- What you should do -
Say how many lines contain the word "type" and give no other text.
Start Data section
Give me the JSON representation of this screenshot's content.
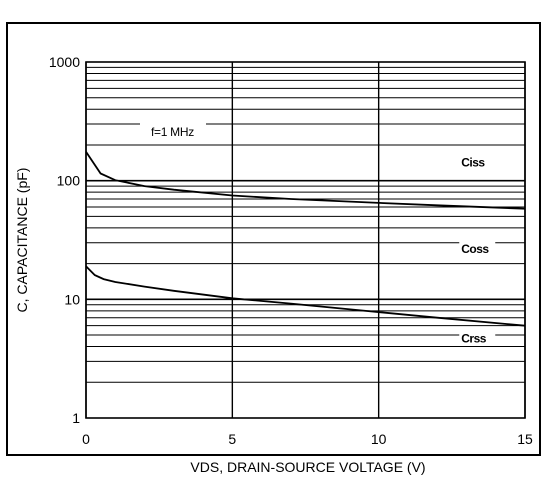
{
  "chart_data": {
    "type": "line",
    "xlabel": "VDS, DRAIN-SOURCE VOLTAGE (V)",
    "ylabel": "C, CAPACITANCE (pF)",
    "xlim": [
      0,
      15
    ],
    "ylim": [
      1,
      1000
    ],
    "y_scale": "log",
    "grid": true,
    "x_ticks": [
      "0",
      "5",
      "10",
      "15"
    ],
    "y_ticks": [
      "1",
      "10",
      "100",
      "1000"
    ],
    "annotation": "f=1 MHz",
    "series": [
      {
        "name": "Ciss",
        "x": [
          0,
          0.5,
          1,
          2,
          3,
          5,
          7,
          10,
          12,
          15
        ],
        "values": [
          175,
          115,
          101,
          90,
          84,
          75,
          70,
          65,
          62,
          58
        ]
      },
      {
        "name": "Coss",
        "x": [
          0,
          0.5,
          1,
          2,
          3,
          5,
          7,
          10,
          12,
          15
        ],
        "values": [
          175,
          115,
          101,
          90,
          84,
          75,
          70,
          65,
          62,
          58
        ]
      },
      {
        "name": "Crss",
        "x": [
          0,
          0.3,
          0.6,
          1,
          2,
          3,
          5,
          7,
          10,
          12,
          15
        ],
        "values": [
          19,
          16,
          14.8,
          14,
          12.8,
          11.8,
          10.2,
          9.2,
          7.8,
          7,
          6
        ]
      }
    ],
    "series_label_positions": [
      {
        "name": "Ciss",
        "x": 13.3,
        "y": 140
      },
      {
        "name": "Coss",
        "x": 13.3,
        "y": 26
      },
      {
        "name": "Crss",
        "x": 13.3,
        "y": 4.6
      }
    ]
  }
}
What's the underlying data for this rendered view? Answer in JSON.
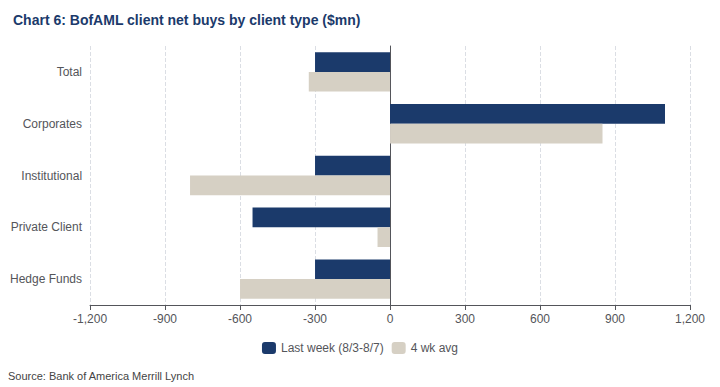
{
  "chart_data": {
    "type": "bar",
    "orientation": "horizontal",
    "title": "Chart 6: BofAML client net buys by client type ($mn)",
    "categories": [
      "Total",
      "Corporates",
      "Institutional",
      "Private Client",
      "Hedge Funds"
    ],
    "series": [
      {
        "name": "Last week (8/3-8/7)",
        "color": "#1b3a6b",
        "values": [
          -300,
          1100,
          -300,
          -550,
          -300
        ]
      },
      {
        "name": "4 wk avg",
        "color": "#d6d0c4",
        "values": [
          -325,
          850,
          -800,
          -50,
          -600
        ]
      }
    ],
    "xlim": [
      -1200,
      1200
    ],
    "xticks": [
      {
        "value": -1200,
        "label": "-1,200"
      },
      -900,
      -600,
      -300,
      0,
      300,
      600,
      900,
      {
        "value": 1200,
        "label": "1,200"
      }
    ],
    "grid": true,
    "legend": "bottom",
    "annotations": [
      "Source: Bank of America Merrill Lynch"
    ]
  }
}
End Data section
- Response to the task -
3